[Extracted records]
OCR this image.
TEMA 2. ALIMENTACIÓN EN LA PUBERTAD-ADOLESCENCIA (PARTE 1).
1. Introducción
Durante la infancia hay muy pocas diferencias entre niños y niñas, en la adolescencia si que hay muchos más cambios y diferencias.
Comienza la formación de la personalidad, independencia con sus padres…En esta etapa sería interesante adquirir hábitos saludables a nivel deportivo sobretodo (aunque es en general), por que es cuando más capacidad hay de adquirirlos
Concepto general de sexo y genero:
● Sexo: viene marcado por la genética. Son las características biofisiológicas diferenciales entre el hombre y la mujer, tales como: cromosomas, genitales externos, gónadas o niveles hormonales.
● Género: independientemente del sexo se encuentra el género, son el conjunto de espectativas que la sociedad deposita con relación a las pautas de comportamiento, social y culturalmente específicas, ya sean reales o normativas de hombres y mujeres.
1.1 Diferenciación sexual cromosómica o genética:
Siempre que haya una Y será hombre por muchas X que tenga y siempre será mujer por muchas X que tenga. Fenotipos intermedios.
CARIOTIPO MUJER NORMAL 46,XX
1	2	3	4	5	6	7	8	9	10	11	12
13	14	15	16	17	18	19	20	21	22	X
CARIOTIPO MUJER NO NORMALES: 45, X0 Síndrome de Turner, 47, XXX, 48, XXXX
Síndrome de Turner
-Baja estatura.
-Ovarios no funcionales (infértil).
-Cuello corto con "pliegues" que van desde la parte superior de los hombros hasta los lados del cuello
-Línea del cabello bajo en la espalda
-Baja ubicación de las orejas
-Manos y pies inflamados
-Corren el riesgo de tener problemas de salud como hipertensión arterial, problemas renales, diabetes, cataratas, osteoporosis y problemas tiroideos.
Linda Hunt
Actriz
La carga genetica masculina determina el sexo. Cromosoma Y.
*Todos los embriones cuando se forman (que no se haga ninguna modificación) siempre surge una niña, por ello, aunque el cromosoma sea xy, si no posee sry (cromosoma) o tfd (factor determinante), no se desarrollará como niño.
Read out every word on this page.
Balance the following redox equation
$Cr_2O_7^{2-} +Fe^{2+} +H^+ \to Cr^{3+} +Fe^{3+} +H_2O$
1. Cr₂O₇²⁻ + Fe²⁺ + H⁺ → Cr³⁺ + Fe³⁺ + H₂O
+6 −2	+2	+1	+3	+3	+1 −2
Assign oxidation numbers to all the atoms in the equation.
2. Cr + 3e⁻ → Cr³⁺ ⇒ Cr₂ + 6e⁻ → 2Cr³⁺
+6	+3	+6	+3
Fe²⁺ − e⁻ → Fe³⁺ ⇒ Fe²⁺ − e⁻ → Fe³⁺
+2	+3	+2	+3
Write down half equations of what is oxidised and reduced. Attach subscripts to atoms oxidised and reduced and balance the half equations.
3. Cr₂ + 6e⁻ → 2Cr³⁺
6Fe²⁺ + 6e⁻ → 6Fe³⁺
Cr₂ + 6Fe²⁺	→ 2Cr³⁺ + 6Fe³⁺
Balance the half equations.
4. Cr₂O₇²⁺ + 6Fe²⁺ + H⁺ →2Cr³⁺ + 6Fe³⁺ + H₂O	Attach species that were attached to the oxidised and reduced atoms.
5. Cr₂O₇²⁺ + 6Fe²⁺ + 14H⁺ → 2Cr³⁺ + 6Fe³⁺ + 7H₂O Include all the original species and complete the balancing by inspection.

● **Task objective**:
Quote the data in full, keeping each word unchanged.

● **Solution**:
OCR this image.
TEMA 2. ALIMENTACIÓN EN LA PUBERTAD-ADOLESCENCIA (PARTE 1).
1. Introducción
Durante la infancia hay muy pocas diferencias entre niños y niñas, en la adolescencia si que hay muchos más cambios y diferencias.
Comienza la formación de la personalidad, independencia con sus padres…En esta etapa sería interesante adquirir hábitos saludables a nivel deportivo sobretodo (aunque es en general), por que es cuando más capacidad hay de adquirirlos
Concepto general de sexo y genero:
● Sexo: viene marcado por la genética. Son las características biofisiológicas diferenciales entre el hombre y la mujer, tales como: cromosomas, genitales externos, gónadas o niveles hormonales.
● Género: independientemente del sexo se encuentra el género, son el conjunto de espectativas que la sociedad deposita con relación a las pautas de comportamiento, social y culturalmente específicas, ya sean reales o normativas de hombres y mujeres.
1.1 Diferenciación sexual cromosómica o genética:
Siempre que haya una Y será hombre por muchas X que tenga y siempre será mujer por muchas X que tenga. Fenotipos intermedios.
CARIOTIPO MUJER NORMAL 46,XX
1	2	3	4	5	6	7	8	9	10	11	12
13	14	15	16	17	18	19	20	21	22	X
CARIOTIPO MUJER NO NORMALES: 45, X0 Síndrome de Turner, 47, XXX, 48, XXXX
Síndrome de Turner
-Baja estatura.
-Ovarios no funcionales (infértil).
-Cuello corto con "pliegues" que van desde la parte superior de los hombros hasta los lados del cuello
-Línea del cabello bajo en la espalda
-Baja ubicación de las orejas
-Manos y pies inflamados
-Corren el riesgo de tener problemas de salud como hipertensión arterial, problemas renales, diabetes, cataratas, osteoporosis y problemas tiroideos.
Linda Hunt
Actriz
La carga genetica masculina determina el sexo. Cromosoma Y.
*Todos los embriones cuando se forman (que no se haga ninguna modificación) siempre surge una niña, por ello, aunque el cromosoma sea xy, si no posee sry (cromosoma) o tfd (factor determinante), no se desarrollará como niño.
Read out every word on this page.
Balance the following redox equation
$Cr_2O_7^{2-} +Fe^{2+} +H^+ \to Cr^{3+} +Fe^{3+} +H_2O$
1. Cr₂O₇²⁻ + Fe²⁺ + H⁺ → Cr³⁺ + Fe³⁺ + H₂O
+6 −2	+2	+1	+3	+3	+1 −2
Assign oxidation numbers to all the atoms in the equation.
2. Cr + 3e⁻ → Cr³⁺ ⇒ Cr₂ + 6e⁻ → 2Cr³⁺
+6	+3	+6	+3
Fe²⁺ − e⁻ → Fe³⁺ ⇒ Fe²⁺ − e⁻ → Fe³⁺
+2	+3	+2	+3
Write down half equations of what is oxidised and reduced. Attach subscripts to atoms oxidised and reduced and balance the half equations.
3. Cr₂ + 6e⁻ → 2Cr³⁺
6Fe²⁺ + 6e⁻ → 6Fe³⁺
Cr₂ + 6Fe²⁺	→ 2Cr³⁺ + 6Fe³⁺
Balance the half equations.
4. Cr₂O₇²⁺ + 6Fe²⁺ + H⁺ →2Cr³⁺ + 6Fe³⁺ + H₂O	Attach species that were attached to the oxidised and reduced atoms.
5. Cr₂O₇²⁺ + 6Fe²⁺ + 14H⁺ → 2Cr³⁺ + 6Fe³⁺ + 7H₂O Include all the original species and complete the balancing by inspection.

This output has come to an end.